[start of Extracted data]

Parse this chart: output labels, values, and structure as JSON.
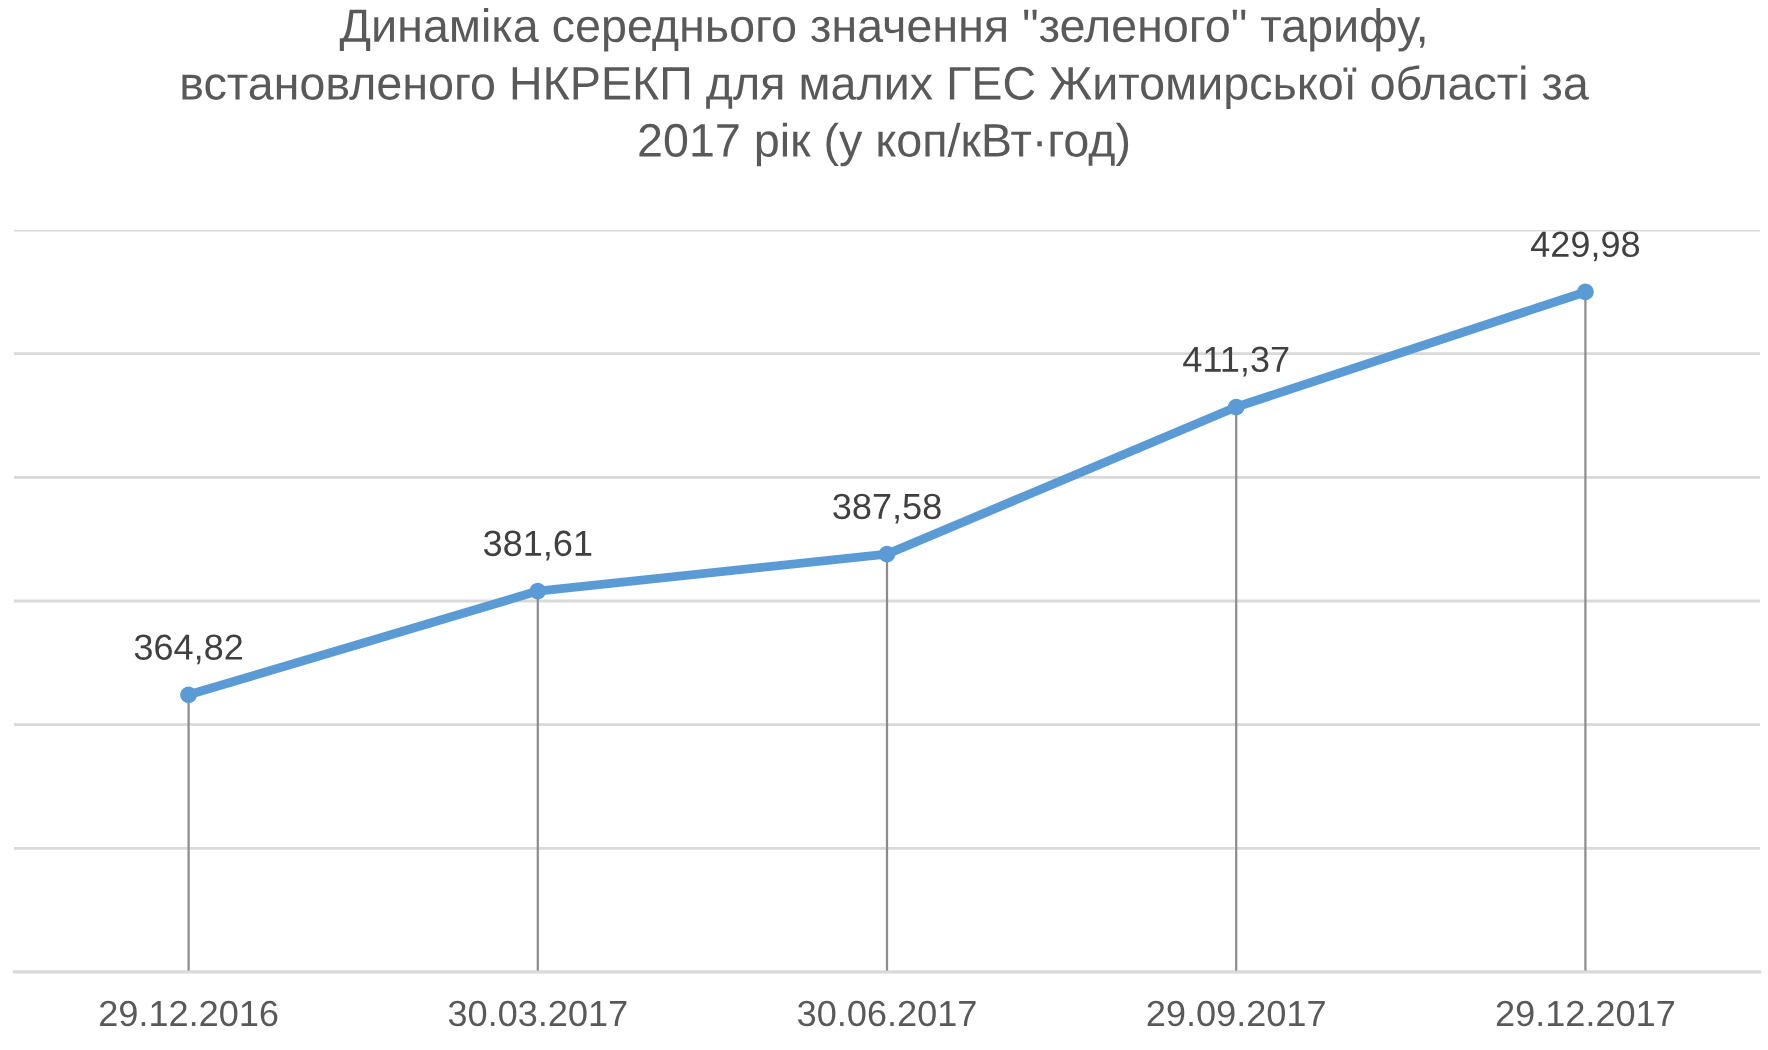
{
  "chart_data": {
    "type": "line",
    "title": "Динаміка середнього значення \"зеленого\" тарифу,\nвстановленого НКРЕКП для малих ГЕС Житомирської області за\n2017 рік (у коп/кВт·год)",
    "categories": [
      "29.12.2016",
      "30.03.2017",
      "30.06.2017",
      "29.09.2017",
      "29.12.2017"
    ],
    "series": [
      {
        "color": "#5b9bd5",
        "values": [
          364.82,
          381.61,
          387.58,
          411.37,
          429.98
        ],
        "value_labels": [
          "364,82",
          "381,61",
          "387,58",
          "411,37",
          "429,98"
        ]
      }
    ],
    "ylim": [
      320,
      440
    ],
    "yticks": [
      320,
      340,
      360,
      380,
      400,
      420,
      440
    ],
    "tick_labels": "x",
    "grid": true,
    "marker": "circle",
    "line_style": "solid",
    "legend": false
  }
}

[end of Extracted data]

# [Work to be completed]
Your task is to return the entries above exactly, with no pictures.

# [Written answer]
Parse this chart: output labels, values, and structure as JSON.
{
  "chart_data": {
    "type": "line",
    "title": "Динаміка середнього значення \"зеленого\" тарифу,\nвстановленого НКРЕКП для малих ГЕС Житомирської області за\n2017 рік (у коп/кВт·год)",
    "categories": [
      "29.12.2016",
      "30.03.2017",
      "30.06.2017",
      "29.09.2017",
      "29.12.2017"
    ],
    "series": [
      {
        "color": "#5b9bd5",
        "values": [
          364.82,
          381.61,
          387.58,
          411.37,
          429.98
        ],
        "value_labels": [
          "364,82",
          "381,61",
          "387,58",
          "411,37",
          "429,98"
        ]
      }
    ],
    "ylim": [
      320,
      440
    ],
    "yticks": [
      320,
      340,
      360,
      380,
      400,
      420,
      440
    ],
    "tick_labels": "x",
    "grid": true,
    "marker": "circle",
    "line_style": "solid",
    "legend": false
  }
}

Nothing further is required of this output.